Exercise task: Can you repeat the items word for word, starting from the first line and ending with the line that contains "- x-tick-label: 20: [420, 625, 434, 638]", with both of those lines included?

────────

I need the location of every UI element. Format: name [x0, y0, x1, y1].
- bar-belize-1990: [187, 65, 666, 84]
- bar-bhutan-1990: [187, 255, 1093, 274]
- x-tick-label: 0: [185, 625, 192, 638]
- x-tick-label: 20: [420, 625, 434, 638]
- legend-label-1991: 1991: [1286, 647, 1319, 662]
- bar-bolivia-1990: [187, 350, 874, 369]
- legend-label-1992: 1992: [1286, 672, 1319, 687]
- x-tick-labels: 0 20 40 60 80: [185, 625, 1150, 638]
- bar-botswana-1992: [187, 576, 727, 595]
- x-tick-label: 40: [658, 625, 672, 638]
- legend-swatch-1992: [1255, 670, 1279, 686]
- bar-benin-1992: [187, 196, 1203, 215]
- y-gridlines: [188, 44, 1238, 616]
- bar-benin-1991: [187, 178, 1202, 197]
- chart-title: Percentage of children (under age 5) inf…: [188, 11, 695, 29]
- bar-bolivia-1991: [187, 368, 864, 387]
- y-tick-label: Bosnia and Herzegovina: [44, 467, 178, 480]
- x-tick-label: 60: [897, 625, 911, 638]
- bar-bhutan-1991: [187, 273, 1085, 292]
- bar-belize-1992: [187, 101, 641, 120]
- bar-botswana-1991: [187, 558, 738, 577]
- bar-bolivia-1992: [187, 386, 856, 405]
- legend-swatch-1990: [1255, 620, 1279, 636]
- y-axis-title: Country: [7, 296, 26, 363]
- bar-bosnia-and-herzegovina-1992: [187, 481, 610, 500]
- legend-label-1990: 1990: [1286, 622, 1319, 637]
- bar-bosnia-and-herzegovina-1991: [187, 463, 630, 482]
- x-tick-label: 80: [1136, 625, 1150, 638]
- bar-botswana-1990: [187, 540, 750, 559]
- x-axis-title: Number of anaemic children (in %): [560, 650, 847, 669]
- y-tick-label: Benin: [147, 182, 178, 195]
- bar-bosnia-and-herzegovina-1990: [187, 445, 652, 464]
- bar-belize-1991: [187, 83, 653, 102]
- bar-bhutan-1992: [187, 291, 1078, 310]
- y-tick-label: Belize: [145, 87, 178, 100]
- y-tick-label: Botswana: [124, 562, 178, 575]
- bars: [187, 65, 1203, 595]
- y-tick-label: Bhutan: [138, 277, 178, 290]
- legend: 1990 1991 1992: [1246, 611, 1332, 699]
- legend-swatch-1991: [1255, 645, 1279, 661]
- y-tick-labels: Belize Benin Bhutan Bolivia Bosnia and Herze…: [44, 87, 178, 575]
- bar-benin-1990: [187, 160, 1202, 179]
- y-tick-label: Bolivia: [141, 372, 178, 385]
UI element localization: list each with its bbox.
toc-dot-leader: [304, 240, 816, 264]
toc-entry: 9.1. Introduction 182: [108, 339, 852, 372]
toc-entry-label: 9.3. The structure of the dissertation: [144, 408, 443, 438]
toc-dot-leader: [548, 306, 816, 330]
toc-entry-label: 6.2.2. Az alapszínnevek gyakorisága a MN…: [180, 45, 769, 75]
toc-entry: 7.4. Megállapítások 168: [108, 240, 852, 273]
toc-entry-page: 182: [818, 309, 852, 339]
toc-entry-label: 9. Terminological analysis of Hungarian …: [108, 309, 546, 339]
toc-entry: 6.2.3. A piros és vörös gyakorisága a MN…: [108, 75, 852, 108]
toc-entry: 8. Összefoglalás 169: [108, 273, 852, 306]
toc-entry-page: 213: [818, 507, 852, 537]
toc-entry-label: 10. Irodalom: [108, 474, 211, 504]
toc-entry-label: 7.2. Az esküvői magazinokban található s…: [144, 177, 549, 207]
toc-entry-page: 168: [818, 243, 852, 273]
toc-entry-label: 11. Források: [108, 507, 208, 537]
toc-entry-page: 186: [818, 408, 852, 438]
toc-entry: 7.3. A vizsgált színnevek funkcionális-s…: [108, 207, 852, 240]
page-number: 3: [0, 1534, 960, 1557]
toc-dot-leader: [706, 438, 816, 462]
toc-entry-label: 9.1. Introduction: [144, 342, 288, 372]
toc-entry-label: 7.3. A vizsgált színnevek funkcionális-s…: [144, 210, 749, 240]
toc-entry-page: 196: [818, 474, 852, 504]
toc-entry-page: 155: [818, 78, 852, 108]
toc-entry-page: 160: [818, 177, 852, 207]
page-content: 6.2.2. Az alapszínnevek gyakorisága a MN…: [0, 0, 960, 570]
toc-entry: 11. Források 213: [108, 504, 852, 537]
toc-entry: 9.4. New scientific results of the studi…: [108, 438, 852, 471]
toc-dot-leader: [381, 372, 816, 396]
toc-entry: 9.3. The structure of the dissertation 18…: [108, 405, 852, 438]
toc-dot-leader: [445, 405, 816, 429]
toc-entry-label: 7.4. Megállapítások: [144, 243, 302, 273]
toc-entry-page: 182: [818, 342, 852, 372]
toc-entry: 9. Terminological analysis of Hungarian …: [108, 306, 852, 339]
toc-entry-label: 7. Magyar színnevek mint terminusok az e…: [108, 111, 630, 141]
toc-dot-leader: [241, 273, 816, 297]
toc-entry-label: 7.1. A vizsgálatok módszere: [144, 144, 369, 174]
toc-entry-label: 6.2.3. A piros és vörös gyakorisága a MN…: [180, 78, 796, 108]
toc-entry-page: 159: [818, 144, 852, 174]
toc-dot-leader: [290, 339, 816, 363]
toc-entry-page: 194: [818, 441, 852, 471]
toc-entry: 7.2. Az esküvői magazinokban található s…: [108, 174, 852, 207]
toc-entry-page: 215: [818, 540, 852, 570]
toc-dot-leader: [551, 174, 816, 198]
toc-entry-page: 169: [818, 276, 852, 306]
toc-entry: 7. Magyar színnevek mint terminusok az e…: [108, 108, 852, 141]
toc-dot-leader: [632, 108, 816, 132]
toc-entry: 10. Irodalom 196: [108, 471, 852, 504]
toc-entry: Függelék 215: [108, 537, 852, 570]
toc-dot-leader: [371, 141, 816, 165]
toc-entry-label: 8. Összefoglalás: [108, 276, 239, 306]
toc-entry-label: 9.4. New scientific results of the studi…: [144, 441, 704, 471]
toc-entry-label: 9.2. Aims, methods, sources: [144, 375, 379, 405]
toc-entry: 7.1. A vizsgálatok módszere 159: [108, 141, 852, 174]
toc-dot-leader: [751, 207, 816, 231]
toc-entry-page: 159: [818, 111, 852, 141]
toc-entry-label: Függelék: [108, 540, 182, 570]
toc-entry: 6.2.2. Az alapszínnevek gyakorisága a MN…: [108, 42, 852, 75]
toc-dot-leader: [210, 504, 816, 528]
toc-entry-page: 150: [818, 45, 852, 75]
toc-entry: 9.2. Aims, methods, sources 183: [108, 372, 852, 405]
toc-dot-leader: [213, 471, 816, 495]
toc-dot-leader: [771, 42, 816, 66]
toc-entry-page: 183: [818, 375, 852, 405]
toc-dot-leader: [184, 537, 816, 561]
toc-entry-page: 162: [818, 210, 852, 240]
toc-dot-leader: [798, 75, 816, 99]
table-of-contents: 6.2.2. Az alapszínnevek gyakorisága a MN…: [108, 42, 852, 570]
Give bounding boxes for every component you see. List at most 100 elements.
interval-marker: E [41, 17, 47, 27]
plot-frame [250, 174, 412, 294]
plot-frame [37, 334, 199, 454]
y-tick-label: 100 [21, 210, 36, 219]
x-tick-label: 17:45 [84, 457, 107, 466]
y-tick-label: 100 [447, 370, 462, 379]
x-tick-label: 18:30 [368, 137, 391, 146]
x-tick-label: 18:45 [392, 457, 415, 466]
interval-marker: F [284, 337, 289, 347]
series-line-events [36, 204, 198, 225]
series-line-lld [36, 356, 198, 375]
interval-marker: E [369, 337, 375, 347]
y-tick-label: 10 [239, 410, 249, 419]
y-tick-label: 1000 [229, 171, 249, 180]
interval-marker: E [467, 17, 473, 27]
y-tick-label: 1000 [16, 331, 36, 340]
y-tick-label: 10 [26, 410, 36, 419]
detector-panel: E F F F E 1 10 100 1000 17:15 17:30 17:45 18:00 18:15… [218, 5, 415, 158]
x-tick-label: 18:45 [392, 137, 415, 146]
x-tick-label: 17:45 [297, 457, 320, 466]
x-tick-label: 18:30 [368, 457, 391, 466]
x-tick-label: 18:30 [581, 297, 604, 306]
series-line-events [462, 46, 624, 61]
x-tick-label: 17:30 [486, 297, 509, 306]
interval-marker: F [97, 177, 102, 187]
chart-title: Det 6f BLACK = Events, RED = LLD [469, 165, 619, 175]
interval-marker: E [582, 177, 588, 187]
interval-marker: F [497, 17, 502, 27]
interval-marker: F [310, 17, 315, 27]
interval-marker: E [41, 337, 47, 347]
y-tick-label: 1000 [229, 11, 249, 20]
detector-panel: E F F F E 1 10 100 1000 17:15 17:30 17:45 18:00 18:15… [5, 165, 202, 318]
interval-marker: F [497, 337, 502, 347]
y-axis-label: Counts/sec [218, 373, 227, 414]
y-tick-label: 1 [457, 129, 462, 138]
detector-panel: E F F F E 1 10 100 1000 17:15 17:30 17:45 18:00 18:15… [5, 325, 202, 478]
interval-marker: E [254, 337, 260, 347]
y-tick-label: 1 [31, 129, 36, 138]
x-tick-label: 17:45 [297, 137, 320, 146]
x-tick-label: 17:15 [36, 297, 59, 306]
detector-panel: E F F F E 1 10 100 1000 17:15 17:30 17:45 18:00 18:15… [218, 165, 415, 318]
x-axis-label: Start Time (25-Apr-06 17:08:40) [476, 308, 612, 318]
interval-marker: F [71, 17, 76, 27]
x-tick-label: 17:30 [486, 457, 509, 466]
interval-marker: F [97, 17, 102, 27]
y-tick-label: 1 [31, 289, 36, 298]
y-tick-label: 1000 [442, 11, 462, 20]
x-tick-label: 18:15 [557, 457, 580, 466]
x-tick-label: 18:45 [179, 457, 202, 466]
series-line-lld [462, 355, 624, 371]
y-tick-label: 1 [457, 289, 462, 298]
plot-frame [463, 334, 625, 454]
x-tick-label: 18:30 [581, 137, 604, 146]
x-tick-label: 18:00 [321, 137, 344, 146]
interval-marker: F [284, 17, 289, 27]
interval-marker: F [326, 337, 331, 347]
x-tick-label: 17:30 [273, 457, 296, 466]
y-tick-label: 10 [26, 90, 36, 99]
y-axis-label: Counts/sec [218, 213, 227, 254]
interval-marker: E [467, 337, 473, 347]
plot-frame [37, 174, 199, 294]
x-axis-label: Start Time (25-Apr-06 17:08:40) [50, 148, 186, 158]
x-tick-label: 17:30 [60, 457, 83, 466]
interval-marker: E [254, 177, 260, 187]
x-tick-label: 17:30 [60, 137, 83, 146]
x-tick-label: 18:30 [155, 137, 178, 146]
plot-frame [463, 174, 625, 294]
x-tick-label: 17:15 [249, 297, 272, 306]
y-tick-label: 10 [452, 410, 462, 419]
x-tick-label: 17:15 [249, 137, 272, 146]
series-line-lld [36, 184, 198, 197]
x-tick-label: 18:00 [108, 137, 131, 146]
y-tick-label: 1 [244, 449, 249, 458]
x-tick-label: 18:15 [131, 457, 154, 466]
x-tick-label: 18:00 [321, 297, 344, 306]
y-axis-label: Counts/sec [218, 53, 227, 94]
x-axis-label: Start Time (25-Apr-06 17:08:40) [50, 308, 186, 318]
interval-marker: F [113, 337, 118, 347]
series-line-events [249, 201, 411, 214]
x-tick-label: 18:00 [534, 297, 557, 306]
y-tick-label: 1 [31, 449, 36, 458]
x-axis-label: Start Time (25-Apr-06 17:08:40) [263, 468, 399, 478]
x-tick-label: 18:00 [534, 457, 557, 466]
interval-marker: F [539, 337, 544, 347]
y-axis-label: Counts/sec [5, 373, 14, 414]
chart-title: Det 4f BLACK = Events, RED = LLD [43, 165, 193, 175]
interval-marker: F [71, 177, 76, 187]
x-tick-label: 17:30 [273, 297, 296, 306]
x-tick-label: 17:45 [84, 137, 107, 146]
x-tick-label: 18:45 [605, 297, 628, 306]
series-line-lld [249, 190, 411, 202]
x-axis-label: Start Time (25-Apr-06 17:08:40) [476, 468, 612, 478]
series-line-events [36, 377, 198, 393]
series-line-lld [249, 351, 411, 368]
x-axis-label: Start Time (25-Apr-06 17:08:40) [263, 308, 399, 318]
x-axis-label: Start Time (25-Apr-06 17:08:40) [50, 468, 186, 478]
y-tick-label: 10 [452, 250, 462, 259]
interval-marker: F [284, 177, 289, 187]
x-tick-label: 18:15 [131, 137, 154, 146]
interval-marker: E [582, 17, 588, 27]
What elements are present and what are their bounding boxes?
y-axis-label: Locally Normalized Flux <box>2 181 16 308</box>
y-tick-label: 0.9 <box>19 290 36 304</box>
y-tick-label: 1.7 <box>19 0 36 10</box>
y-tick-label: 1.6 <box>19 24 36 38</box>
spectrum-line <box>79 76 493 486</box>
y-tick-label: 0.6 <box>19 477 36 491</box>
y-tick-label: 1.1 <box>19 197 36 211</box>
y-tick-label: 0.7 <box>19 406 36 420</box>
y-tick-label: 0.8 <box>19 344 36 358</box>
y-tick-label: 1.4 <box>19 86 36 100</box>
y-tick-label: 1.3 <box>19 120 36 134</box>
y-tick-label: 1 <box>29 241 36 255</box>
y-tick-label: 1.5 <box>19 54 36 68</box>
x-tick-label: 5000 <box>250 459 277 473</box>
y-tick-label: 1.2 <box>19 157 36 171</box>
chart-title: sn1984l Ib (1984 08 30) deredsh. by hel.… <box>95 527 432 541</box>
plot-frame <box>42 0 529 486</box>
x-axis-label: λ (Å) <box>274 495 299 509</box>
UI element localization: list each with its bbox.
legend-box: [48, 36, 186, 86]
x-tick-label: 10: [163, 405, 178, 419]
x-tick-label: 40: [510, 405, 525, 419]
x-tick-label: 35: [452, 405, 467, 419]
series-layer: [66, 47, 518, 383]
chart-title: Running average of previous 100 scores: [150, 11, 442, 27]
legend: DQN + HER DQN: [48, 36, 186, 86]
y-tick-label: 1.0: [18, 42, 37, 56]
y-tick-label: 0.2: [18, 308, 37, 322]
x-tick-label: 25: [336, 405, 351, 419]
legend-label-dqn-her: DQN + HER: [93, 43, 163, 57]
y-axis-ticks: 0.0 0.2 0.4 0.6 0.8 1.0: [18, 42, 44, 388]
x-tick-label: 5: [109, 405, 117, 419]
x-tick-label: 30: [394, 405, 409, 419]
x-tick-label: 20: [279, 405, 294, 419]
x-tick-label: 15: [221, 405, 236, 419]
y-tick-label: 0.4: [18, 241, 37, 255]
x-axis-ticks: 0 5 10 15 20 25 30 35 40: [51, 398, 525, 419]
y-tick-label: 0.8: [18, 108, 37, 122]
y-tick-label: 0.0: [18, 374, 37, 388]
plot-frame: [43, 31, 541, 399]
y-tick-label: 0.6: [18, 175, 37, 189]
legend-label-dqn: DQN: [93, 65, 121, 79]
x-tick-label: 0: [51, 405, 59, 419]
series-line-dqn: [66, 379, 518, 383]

────────

Correct output:
I need the location of every UI element. Format: name [x0, y0, x1, y1].
- bar-belize-1990: [187, 65, 666, 84]
- bar-bhutan-1990: [187, 255, 1093, 274]
- x-tick-label: 0: [185, 625, 192, 638]
- x-tick-label: 20: [420, 625, 434, 638]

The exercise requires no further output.